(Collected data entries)

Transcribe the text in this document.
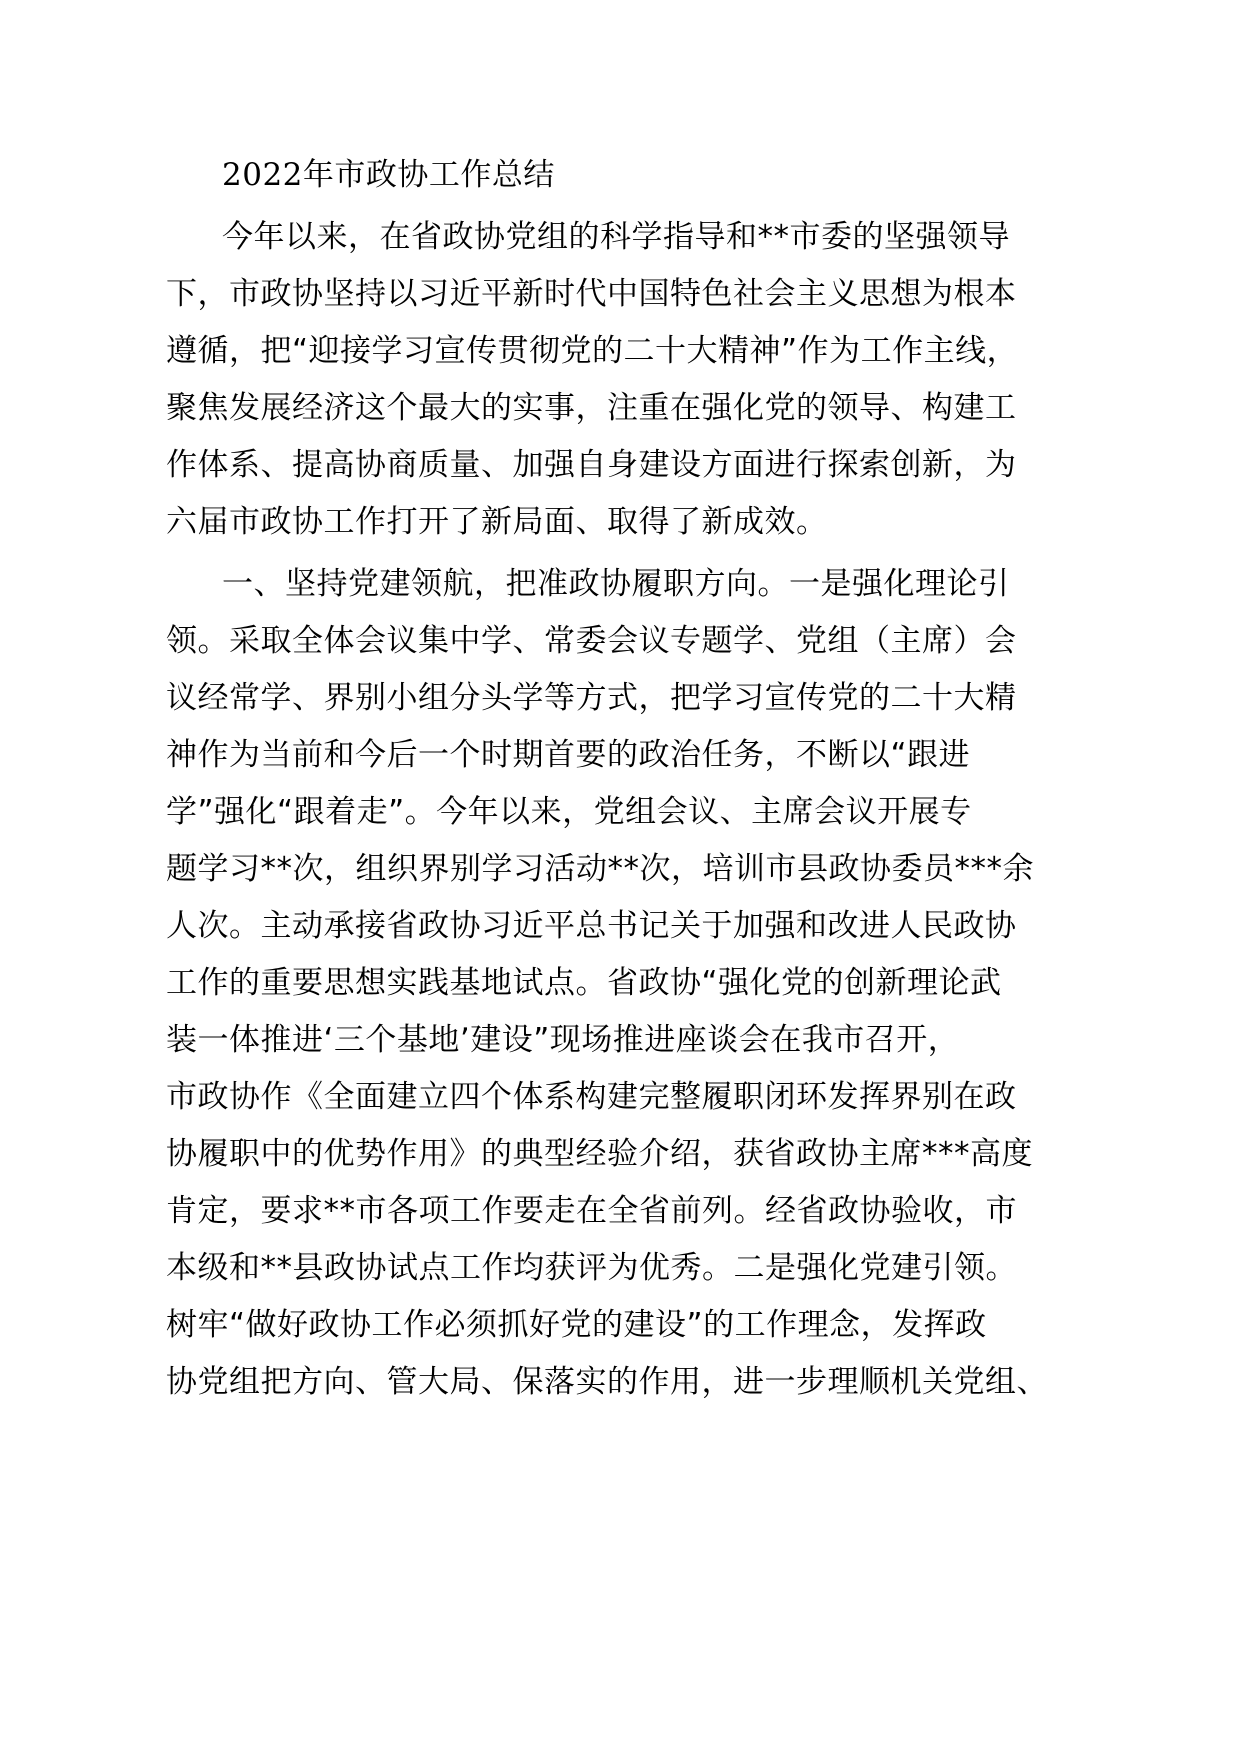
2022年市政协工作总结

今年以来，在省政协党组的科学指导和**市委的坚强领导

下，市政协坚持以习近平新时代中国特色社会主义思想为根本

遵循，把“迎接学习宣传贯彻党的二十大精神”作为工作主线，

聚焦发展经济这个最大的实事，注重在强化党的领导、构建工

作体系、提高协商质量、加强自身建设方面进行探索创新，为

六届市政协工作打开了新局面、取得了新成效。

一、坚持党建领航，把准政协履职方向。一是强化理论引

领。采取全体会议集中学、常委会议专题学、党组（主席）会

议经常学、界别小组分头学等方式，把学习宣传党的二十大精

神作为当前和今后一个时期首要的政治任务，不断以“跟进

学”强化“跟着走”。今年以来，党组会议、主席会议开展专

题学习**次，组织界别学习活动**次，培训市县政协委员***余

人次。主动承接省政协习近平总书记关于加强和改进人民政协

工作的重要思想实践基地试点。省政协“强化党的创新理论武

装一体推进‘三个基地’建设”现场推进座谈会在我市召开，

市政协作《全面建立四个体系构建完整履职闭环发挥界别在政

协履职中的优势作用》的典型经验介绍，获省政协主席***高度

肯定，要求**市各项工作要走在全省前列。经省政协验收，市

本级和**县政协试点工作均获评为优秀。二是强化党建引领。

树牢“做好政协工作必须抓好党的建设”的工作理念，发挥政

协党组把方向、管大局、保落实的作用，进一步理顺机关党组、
---
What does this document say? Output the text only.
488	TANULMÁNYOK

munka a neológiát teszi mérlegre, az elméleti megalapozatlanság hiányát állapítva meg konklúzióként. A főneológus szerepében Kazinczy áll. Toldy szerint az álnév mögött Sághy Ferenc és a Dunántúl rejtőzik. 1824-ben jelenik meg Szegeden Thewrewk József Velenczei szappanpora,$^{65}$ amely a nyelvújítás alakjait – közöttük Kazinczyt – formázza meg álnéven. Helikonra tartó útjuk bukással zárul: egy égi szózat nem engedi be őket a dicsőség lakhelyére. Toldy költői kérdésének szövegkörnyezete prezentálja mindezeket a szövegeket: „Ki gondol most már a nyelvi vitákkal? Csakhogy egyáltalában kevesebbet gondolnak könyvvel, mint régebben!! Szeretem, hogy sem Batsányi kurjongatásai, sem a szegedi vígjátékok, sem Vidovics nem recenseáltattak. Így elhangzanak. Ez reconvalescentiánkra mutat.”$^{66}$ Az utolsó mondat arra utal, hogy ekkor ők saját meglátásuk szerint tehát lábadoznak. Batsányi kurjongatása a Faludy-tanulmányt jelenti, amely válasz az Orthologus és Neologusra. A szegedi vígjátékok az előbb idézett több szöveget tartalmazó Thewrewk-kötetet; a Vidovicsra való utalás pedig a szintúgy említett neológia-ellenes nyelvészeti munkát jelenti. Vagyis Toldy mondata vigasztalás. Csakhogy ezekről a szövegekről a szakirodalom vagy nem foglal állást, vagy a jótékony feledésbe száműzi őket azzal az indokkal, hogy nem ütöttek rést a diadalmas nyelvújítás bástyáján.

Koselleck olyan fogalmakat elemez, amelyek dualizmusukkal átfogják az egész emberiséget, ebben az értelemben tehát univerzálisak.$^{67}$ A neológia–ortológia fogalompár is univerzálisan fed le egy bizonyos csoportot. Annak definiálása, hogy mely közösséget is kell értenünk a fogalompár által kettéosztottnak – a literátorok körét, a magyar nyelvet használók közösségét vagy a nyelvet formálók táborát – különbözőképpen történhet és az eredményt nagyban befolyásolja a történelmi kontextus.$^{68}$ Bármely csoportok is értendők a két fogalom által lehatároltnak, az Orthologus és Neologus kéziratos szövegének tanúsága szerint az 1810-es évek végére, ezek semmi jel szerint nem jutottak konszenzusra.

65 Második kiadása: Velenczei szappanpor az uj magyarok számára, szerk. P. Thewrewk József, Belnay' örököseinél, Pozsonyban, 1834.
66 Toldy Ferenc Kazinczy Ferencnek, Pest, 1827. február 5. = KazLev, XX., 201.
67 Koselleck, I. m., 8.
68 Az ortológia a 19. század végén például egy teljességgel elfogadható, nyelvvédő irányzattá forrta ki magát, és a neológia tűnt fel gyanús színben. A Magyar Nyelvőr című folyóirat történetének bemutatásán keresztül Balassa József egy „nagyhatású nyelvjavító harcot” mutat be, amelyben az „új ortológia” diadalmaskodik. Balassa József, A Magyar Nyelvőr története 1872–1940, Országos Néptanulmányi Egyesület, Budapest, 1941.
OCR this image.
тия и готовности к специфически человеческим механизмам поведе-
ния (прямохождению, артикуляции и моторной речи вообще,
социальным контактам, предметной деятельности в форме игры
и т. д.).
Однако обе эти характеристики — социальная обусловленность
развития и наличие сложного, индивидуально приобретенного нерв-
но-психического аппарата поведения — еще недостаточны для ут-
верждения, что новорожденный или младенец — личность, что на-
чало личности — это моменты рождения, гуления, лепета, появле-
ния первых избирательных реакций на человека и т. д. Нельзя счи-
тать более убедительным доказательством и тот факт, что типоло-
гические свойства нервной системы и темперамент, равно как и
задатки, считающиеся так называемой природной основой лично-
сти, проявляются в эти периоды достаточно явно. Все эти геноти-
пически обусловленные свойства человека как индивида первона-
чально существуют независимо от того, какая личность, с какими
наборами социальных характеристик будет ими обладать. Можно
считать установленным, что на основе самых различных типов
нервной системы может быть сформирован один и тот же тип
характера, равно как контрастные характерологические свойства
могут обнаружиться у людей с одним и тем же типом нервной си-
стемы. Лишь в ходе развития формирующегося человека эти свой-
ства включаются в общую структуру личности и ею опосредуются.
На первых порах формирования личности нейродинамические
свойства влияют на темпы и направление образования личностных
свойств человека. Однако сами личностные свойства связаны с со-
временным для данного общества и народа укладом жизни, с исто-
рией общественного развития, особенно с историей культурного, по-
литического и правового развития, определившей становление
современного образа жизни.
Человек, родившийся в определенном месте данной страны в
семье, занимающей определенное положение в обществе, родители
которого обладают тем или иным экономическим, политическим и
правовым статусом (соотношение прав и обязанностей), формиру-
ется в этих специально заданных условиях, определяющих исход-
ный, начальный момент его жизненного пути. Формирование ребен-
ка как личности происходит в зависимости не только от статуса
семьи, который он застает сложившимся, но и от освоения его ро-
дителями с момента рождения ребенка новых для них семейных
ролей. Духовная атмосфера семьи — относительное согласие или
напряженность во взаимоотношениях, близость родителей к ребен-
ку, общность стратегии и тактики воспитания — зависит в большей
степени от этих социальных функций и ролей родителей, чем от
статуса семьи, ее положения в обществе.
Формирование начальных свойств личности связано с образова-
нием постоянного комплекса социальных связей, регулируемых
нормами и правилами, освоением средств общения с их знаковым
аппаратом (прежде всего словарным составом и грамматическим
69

Exercise directions ▸
Gather each line that holds "человека".

Exercise output ▸
ния первых избирательных реакций на человека и т. д. Нельзя счи-
пически обусловленные свойства человека как индивида первона-
стемы. Лишь в ходе развития формирующегося человека эти свой-
свойств человека. Однако сами личностные свойства связаны с со-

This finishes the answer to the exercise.